Data rows:
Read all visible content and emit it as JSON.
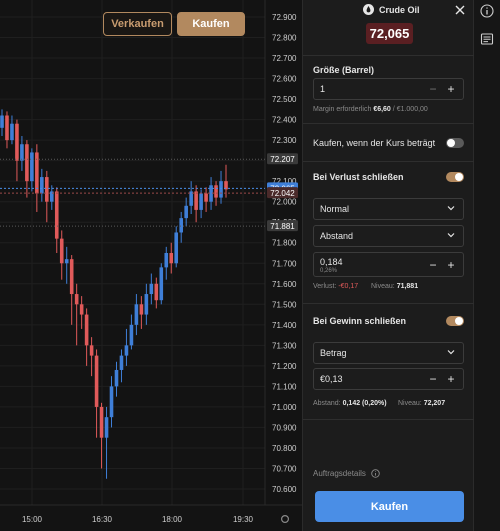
{
  "chart": {
    "sell_label": "Verkaufen",
    "buy_label": "Kaufen",
    "price_ticks": [
      "72.900",
      "72.800",
      "72.700",
      "72.600",
      "72.500",
      "72.400",
      "72.300",
      "72.200",
      "72.100",
      "72.000",
      "71.900",
      "71.800",
      "71.700",
      "71.600",
      "71.500",
      "71.400",
      "71.300",
      "71.200",
      "71.100",
      "71.000",
      "70.900",
      "70.800",
      "70.700",
      "70.600"
    ],
    "time_ticks": [
      "15:00",
      "16:30",
      "18:00",
      "19:30"
    ],
    "lines": [
      {
        "price": 72.207,
        "label": "72.207",
        "type": "take-profit"
      },
      {
        "price": 72.065,
        "label": "72.065",
        "type": "current"
      },
      {
        "price": 72.042,
        "label": "72.042",
        "type": "bid"
      },
      {
        "price": 71.881,
        "label": "71.881",
        "type": "stop-loss"
      }
    ],
    "colors": {
      "up": "#3f7fd8",
      "down": "#e05a5a",
      "accent": "#b2895f"
    },
    "candles": [
      [
        72.36,
        72.42,
        72.32,
        72.45
      ],
      [
        72.42,
        72.3,
        72.26,
        72.44
      ],
      [
        72.3,
        72.38,
        72.28,
        72.42
      ],
      [
        72.38,
        72.2,
        72.1,
        72.4
      ],
      [
        72.2,
        72.28,
        72.15,
        72.32
      ],
      [
        72.28,
        72.1,
        72.02,
        72.3
      ],
      [
        72.1,
        72.24,
        72.05,
        72.26
      ],
      [
        72.24,
        72.04,
        71.95,
        72.28
      ],
      [
        72.04,
        72.12,
        72.0,
        72.16
      ],
      [
        72.12,
        72.0,
        71.9,
        72.15
      ],
      [
        72.0,
        72.05,
        71.96,
        72.08
      ],
      [
        72.05,
        71.82,
        71.75,
        72.07
      ],
      [
        71.82,
        71.7,
        71.62,
        71.86
      ],
      [
        71.7,
        71.72,
        71.6,
        71.78
      ],
      [
        71.72,
        71.55,
        71.4,
        71.74
      ],
      [
        71.55,
        71.5,
        71.3,
        71.6
      ],
      [
        71.5,
        71.45,
        71.38,
        71.54
      ],
      [
        71.45,
        71.3,
        71.2,
        71.48
      ],
      [
        71.3,
        71.25,
        71.15,
        71.34
      ],
      [
        71.25,
        71.0,
        70.85,
        71.28
      ],
      [
        71.0,
        70.85,
        70.7,
        71.02
      ],
      [
        70.85,
        70.95,
        70.65,
        71.0
      ],
      [
        70.95,
        71.1,
        70.9,
        71.15
      ],
      [
        71.1,
        71.18,
        71.05,
        71.22
      ],
      [
        71.18,
        71.25,
        71.12,
        71.28
      ],
      [
        71.25,
        71.3,
        71.2,
        71.38
      ],
      [
        71.3,
        71.4,
        71.28,
        71.45
      ],
      [
        71.4,
        71.5,
        71.35,
        71.55
      ],
      [
        71.5,
        71.45,
        71.38,
        71.54
      ],
      [
        71.45,
        71.55,
        71.4,
        71.6
      ],
      [
        71.55,
        71.6,
        71.5,
        71.65
      ],
      [
        71.6,
        71.52,
        71.48,
        71.63
      ],
      [
        71.52,
        71.68,
        71.5,
        71.7
      ],
      [
        71.68,
        71.75,
        71.62,
        71.78
      ],
      [
        71.75,
        71.7,
        71.65,
        71.8
      ],
      [
        71.7,
        71.85,
        71.68,
        71.88
      ],
      [
        71.85,
        71.92,
        71.8,
        71.95
      ],
      [
        71.92,
        71.98,
        71.88,
        72.02
      ],
      [
        71.98,
        72.05,
        71.94,
        72.1
      ],
      [
        72.05,
        71.96,
        71.9,
        72.08
      ],
      [
        71.96,
        72.04,
        71.92,
        72.06
      ],
      [
        72.04,
        72.0,
        71.95,
        72.07
      ],
      [
        72.0,
        72.08,
        71.96,
        72.12
      ],
      [
        72.08,
        72.02,
        71.98,
        72.1
      ],
      [
        72.02,
        72.1,
        71.99,
        72.15
      ],
      [
        72.1,
        72.06,
        72.02,
        72.18
      ]
    ]
  },
  "panel": {
    "instrument": "Crude Oil",
    "price": "72,065",
    "size_label": "Größe (Barrel)",
    "size_value": "1",
    "margin_label": "Margin erforderlich",
    "margin_value": "€6,60",
    "margin_available": "€1.000,00",
    "buy_at_price_label": "Kaufen, wenn der Kurs beträgt",
    "stop_loss_label": "Bei Verlust schließen",
    "stop_type": "Normal",
    "stop_mode": "Abstand",
    "stop_value": "0,184",
    "stop_percent": "0,26%",
    "loss_label": "Verlust:",
    "loss_value": "-€0,17",
    "stop_level_label": "Niveau:",
    "stop_level_value": "71,881",
    "take_profit_label": "Bei Gewinn schließen",
    "tp_mode": "Betrag",
    "tp_value": "€0,13",
    "distance_label": "Abstand:",
    "distance_value": "0,142 (0,20%)",
    "tp_level_label": "Niveau:",
    "tp_level_value": "72,207",
    "order_details_label": "Auftragsdetails",
    "submit_label": "Kaufen"
  }
}
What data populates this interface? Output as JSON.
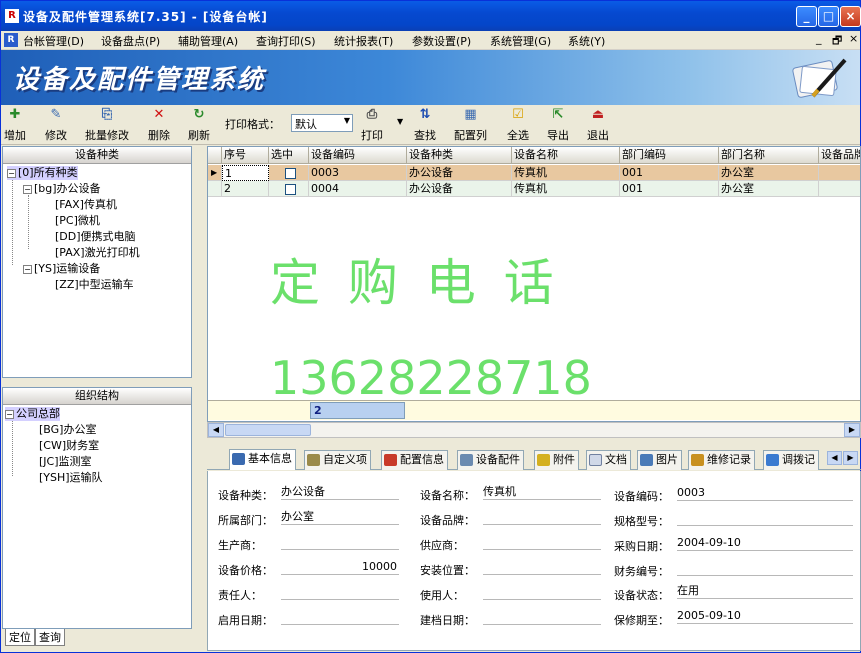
{
  "window": {
    "title": "设备及配件管理系统[7.35] - [设备台帐]"
  },
  "menu": [
    "台帐管理(D)",
    "设备盘点(P)",
    "辅助管理(A)",
    "查询打印(S)",
    "统计报表(T)",
    "参数设置(P)",
    "系统管理(G)",
    "系统(Y)"
  ],
  "banner": {
    "title": "设备及配件管理系统"
  },
  "toolbar": {
    "add": "增加",
    "edit": "修改",
    "batch_edit": "批量修改",
    "delete": "删除",
    "refresh": "刷新",
    "print_format_label": "打印格式：",
    "print_format_value": "默认",
    "print": "打印",
    "find": "查找",
    "config_cols": "配置列",
    "select_all": "全选",
    "export": "导出",
    "exit": "退出"
  },
  "device_type_panel": {
    "header": "设备种类",
    "nodes": [
      "[0]所有种类",
      "[bg]办公设备",
      "[FAX]传真机",
      "[PC]微机",
      "[DD]便携式电脑",
      "[PAX]激光打印机",
      "[YS]运输设备",
      "[ZZ]中型运输车"
    ]
  },
  "org_panel": {
    "header": "组织结构",
    "nodes": [
      "公司总部",
      "[BG]办公室",
      "[CW]财务室",
      "[JC]监测室",
      "[YSH]运输队"
    ]
  },
  "left_tabs": [
    "定位",
    "查询"
  ],
  "grid": {
    "columns": [
      "序号",
      "选中",
      "设备编码",
      "设备种类",
      "设备名称",
      "部门编码",
      "部门名称",
      "设备品牌"
    ],
    "rows": [
      {
        "no": "1",
        "code": "0003",
        "type": "办公设备",
        "name": "传真机",
        "dept_code": "001",
        "dept_name": "办公室"
      },
      {
        "no": "2",
        "code": "0004",
        "type": "办公设备",
        "name": "传真机",
        "dept_code": "001",
        "dept_name": "办公室"
      }
    ],
    "total_count": "2"
  },
  "watermark": {
    "line1": "定 购 电 话",
    "line2": "13628228718"
  },
  "detail_tabs": [
    "基本信息",
    "自定义项",
    "配置信息",
    "设备配件",
    "附件",
    "文档",
    "图片",
    "维修记录",
    "调拨记"
  ],
  "detail": {
    "device_type_label": "设备种类：",
    "device_type": "办公设备",
    "device_name_label": "设备名称：",
    "device_name": "传真机",
    "device_code_label": "设备编码：",
    "device_code": "0003",
    "dept_label": "所属部门：",
    "dept": "办公室",
    "brand_label": "设备品牌：",
    "brand": "",
    "model_label": "规格型号：",
    "model": "",
    "maker_label": "生产商：",
    "maker": "",
    "supplier_label": "供应商：",
    "supplier": "",
    "purchase_date_label": "采购日期：",
    "purchase_date": "2004-09-10",
    "price_label": "设备价格：",
    "price": "10000",
    "install_label": "安装位置：",
    "install": "",
    "finance_no_label": "财务编号：",
    "finance_no": "",
    "owner_label": "责任人：",
    "owner": "",
    "user_label": "使用人：",
    "user": "",
    "status_label": "设备状态：",
    "status": "在用",
    "start_date_label": "启用日期：",
    "start_date": "",
    "file_date_label": "建档日期：",
    "file_date": "",
    "warranty_label": "保修期至：",
    "warranty": "2005-09-10"
  }
}
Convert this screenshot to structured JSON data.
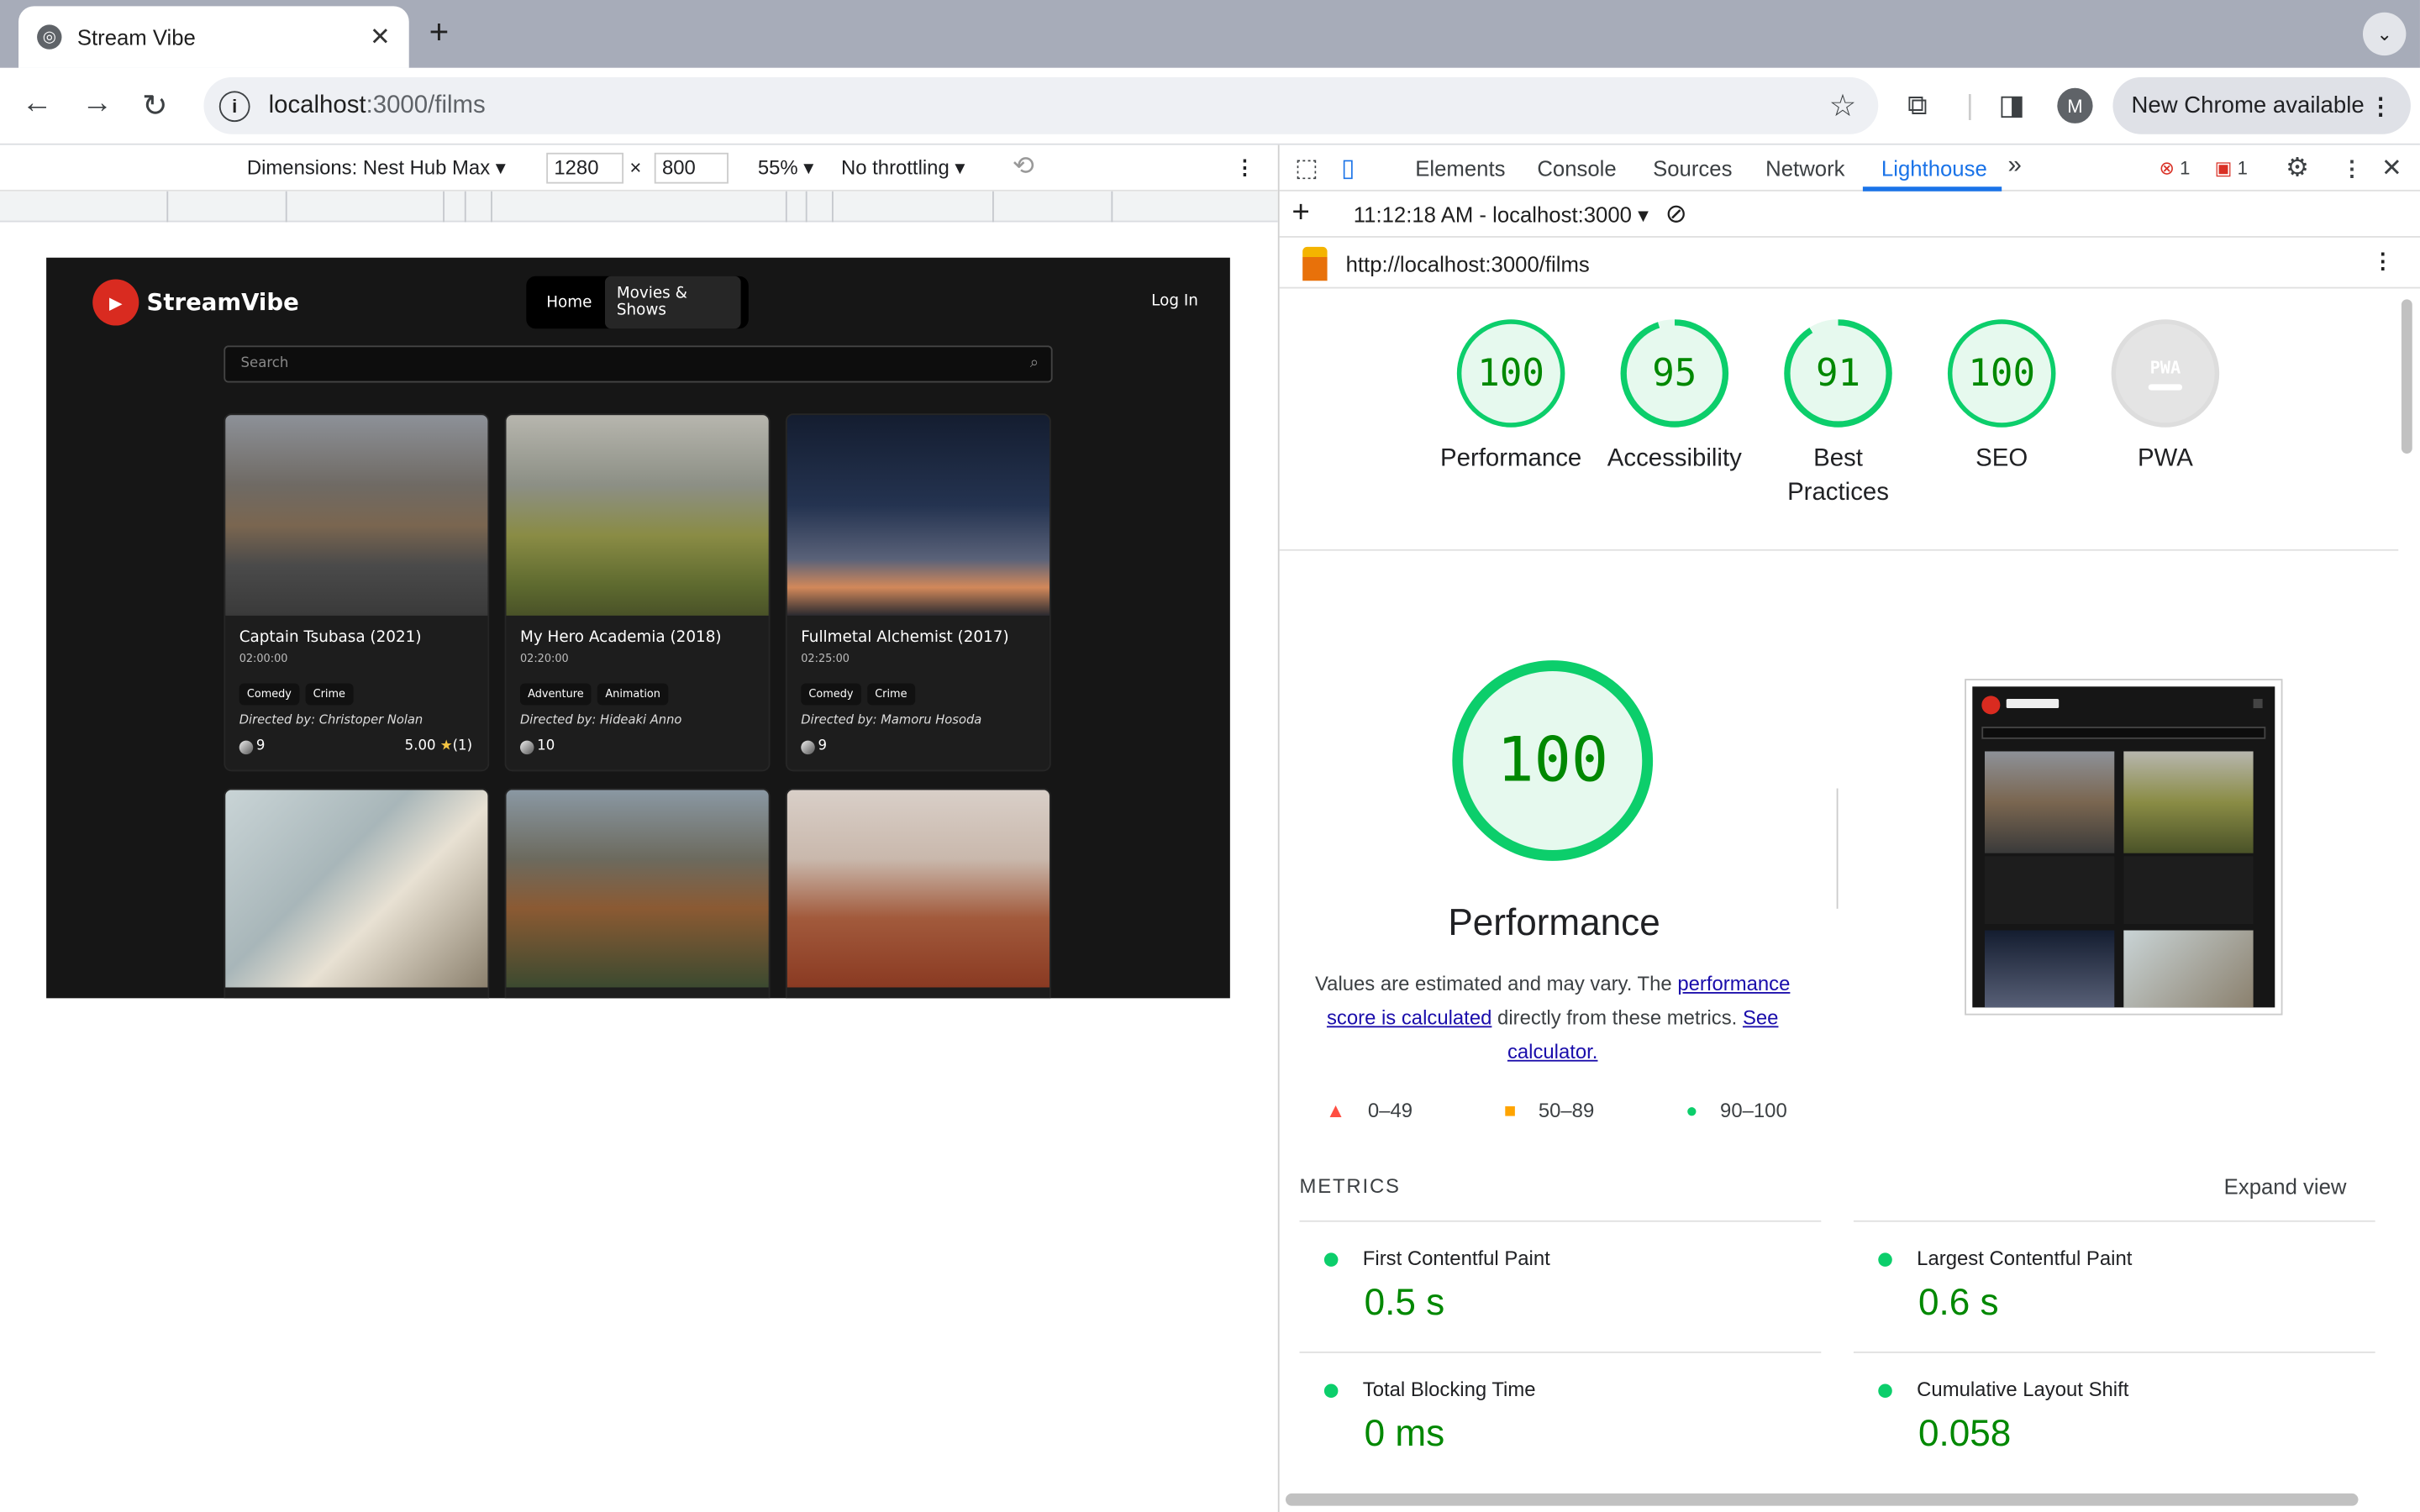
{
  "browser": {
    "tab_title": "Stream Vibe",
    "url_host": "localhost",
    "url_path": ":3000/films",
    "new_chrome": "New Chrome available",
    "profile_initial": "M"
  },
  "device_toolbar": {
    "dimensions": "Dimensions: Nest Hub Max",
    "width": "1280",
    "times": "×",
    "height": "800",
    "zoom": "55%",
    "throttling": "No throttling"
  },
  "site": {
    "logo": "StreamVibe",
    "nav": [
      "Home",
      "Movies & Shows"
    ],
    "login": "Log In",
    "search_placeholder": "Search",
    "cards": [
      {
        "title": "Captain Tsubasa (2021)",
        "duration": "02:00:00",
        "tags": [
          "Comedy",
          "Crime"
        ],
        "director": "Directed by: Christoper Nolan",
        "votes": "9",
        "rating": "5.00",
        "rating_count": "(1)"
      },
      {
        "title": "My Hero Academia (2018)",
        "duration": "02:20:00",
        "tags": [
          "Adventure",
          "Animation"
        ],
        "director": "Directed by: Hideaki Anno",
        "votes": "10",
        "rating": "",
        "rating_count": ""
      },
      {
        "title": "Fullmetal Alchemist (2017)",
        "duration": "02:25:00",
        "tags": [
          "Comedy",
          "Crime"
        ],
        "director": "Directed by: Mamoru Hosoda",
        "votes": "9",
        "rating": "",
        "rating_count": ""
      }
    ]
  },
  "devtools": {
    "tabs": [
      "Elements",
      "Console",
      "Sources",
      "Network",
      "Lighthouse"
    ],
    "active_tab": "Lighthouse",
    "error_count": "1",
    "issue_count": "1",
    "report_selector": "11:12:18 AM - localhost:3000",
    "report_url": "http://localhost:3000/films"
  },
  "lighthouse": {
    "scores": [
      {
        "value": "100",
        "label": "Performance"
      },
      {
        "value": "95",
        "label": "Accessibility"
      },
      {
        "value": "91",
        "label": "Best Practices"
      },
      {
        "value": "100",
        "label": "SEO"
      },
      {
        "value": "",
        "label": "PWA"
      }
    ],
    "perf_score": "100",
    "perf_title": "Performance",
    "desc_1": "Values are estimated and may vary. The ",
    "desc_link1": "performance score is calculated",
    "desc_2": " directly from these metrics. ",
    "desc_link2": "See calculator.",
    "legend": [
      "0–49",
      "50–89",
      "90–100"
    ],
    "metrics_header": "METRICS",
    "expand": "Expand view",
    "metrics": [
      {
        "name": "First Contentful Paint",
        "value": "0.5 s"
      },
      {
        "name": "Largest Contentful Paint",
        "value": "0.6 s"
      },
      {
        "name": "Total Blocking Time",
        "value": "0 ms"
      },
      {
        "name": "Cumulative Layout Shift",
        "value": "0.058"
      }
    ]
  },
  "colors": {
    "pass": "#0cce6b",
    "average": "#ffa400",
    "fail": "#ff4e42",
    "accent": "#1a73e8",
    "site_bg": "#161616"
  }
}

What to work on: Pick each line holding the word "办公设备" out of the listing.

Reply to the task:
      "[bg]办公设备",
        "type": "办公设备",
        "type": "办公设备",
    "device_type": "办公设备",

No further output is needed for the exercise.